== DA SVOLGERE ==
Aggiorna il testo sull'entusiasmo per lo sbarco sulla Luna riportandone il tratto tra "Sono nato nel" e "era giunto prima.", estremi inclusi, e sostituendo "razzo" con "vettore".
── TESTO FORNITO ──
Sono nato nel 1969, proprio mentre gli ingegneri della NASA completavano il gigantesco razzo che avrebbe portato i primi uomini sulla Luna – e da bambino volevo diventare un astronauta come loro. In questo non c’era niente di strano: era quello che desideravano tutti, semplicemente perché quell’avventura aveva lasciato tutti eccitati e impressionati ancora molti anni dopo che il sig. Armstrong ed equipaggio fossero tornati sulla Terra. Credo sia impossibile dare l’idea delle dimensioni dell’entusiasmo generale: il mondo intero – compreso il terribilissimo Impero del Male che aveva cercato di anticipare gli americani – aveva constatato come decine di migliaia di persone avessero riunito i loro migliori sforzi per costruire la macchina più formidabile di tutti i tempi, e fossero alla fine riusciti a giungere letteralmente là dove nessun uomo era giunto prima.
Scienziati, ingegneri, tecnici e piloti ce l’avevano fatta grazie all’aiuto di innumerevoli collaboratori di ogni tipo, dai tizi che si erano dovuti inventare dal nulla il “cibo spaziale” alle migliori sartine della nazione, scelte per cucire le impunture delle tute spaziali da cui dipendeva la vita degli astronauti. Benché a quei tempi non ci fosse ancora una gran cooperazione internazionale, i cuori di tutti gli abitanti del mondo avevano battuto per l’equipaggio dell’Apollo 11. L’intero pianeta aveva fatto un sogno immensamente grandioso, e la pura forza di volontà collettiva lo aveva trasformato in realtà.
Mi ricordo chiaramente come nei due decenni successivi il semplice vocabolo ‘spaziale’ venisse usato per rendere qualsiasi cosa – dal formaggio all’alta moda – ancor più desiderabile. La gente ci cascava in parte perché le ricadute del programma spaziale erano in effetti divenute di uso comune sotto forma di nuovi materiali plastici, orologi digitali, tessuti e oggetti vari, e in parte perché il successo degli allunaggi aveva confermato che le nostre speranze collettive per il futuro fossero ben riposte. Oggi sembra buffo, ma usavamo davvero la formula ‘dell’anno 2000’ per indicare un brillante futuro prossimo in cui scienza e tecnologia avrebbero trasformato le nostre vite in qualcosa di meraviglioso, probabilmente con un look alla Flash Gordon. La NASA aveva ispirato chiunque a mettersi d’impegno a costruire quel futuro: gran parte della rivoluzione informatica è stata per esempio frutto degli sforzi di nerd fissati con lo spazio, e altroché se ha cambiato il mondo!
───
── DATI ARCHIVIATI ──
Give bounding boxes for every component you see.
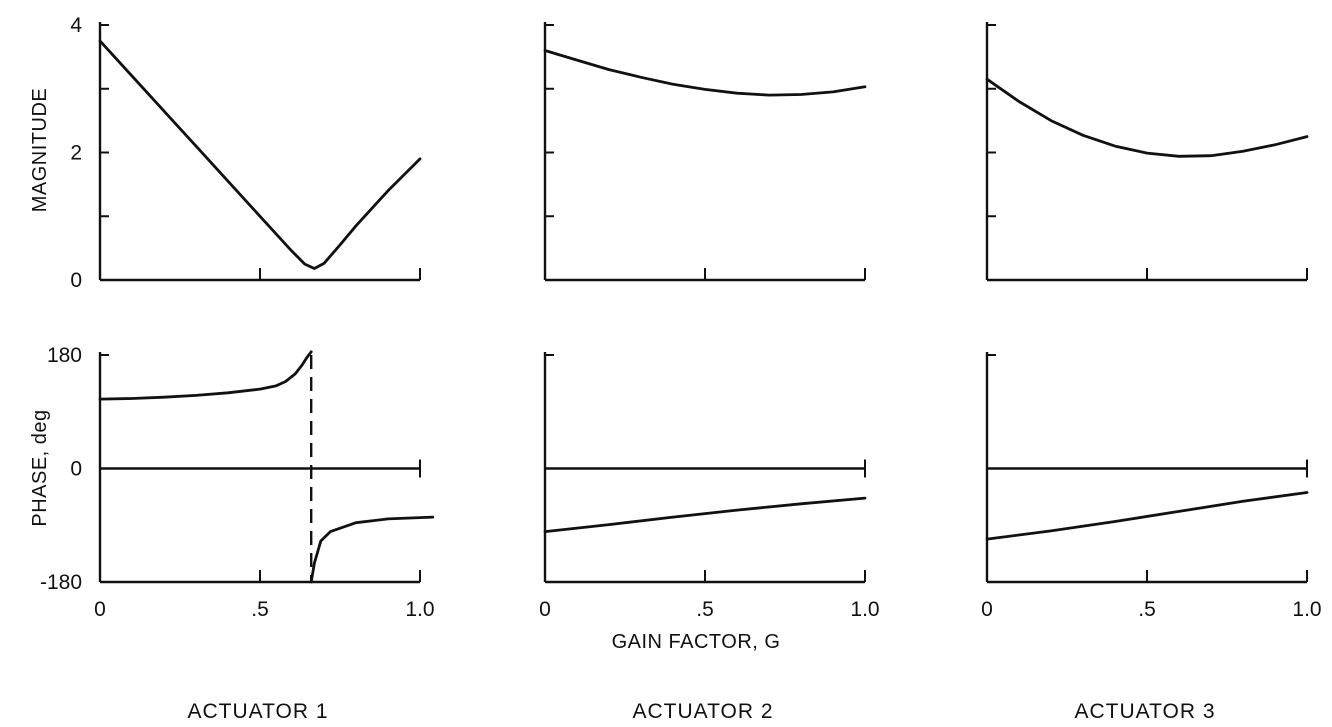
───
── DATI ARCHIVIATI ──
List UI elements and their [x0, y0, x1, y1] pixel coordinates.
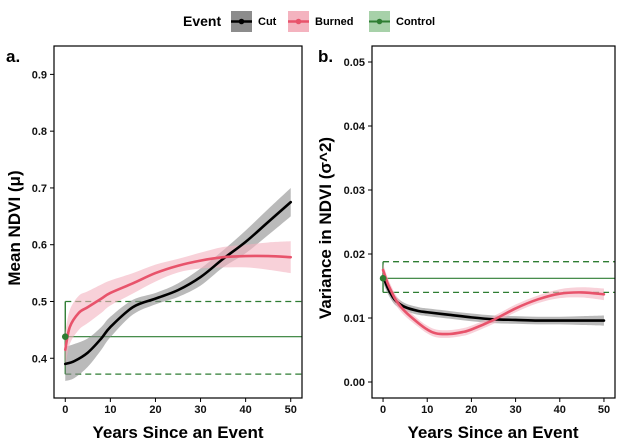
───
== RISPOSTA ==
Sono nato nel 1969, proprio mentre gli ingegneri della NASA completavano il gigantesco vettore che avrebbe portato i primi uomini sulla Luna – e da bambino volevo diventare un astronauta come loro. In questo non c’era niente di strano: era quello che desideravano tutti, semplicemente perché quell’avventura aveva lasciato tutti eccitati e impressionati ancora molti anni dopo che il sig. Armstrong ed equipaggio fossero tornati sulla Terra. Credo sia impossibile dare l’idea delle dimensioni dell’entusiasmo generale: il mondo intero – compreso il terribilissimo Impero del Male che aveva cercato di anticipare gli americani – aveva constatato come decine di migliaia di persone avessero riunito i loro migliori sforzi per costruire la macchina più formidabile di tutti i tempi, e fossero alla fine riusciti a giungere letteralmente là dove nessun uomo era giunto prima.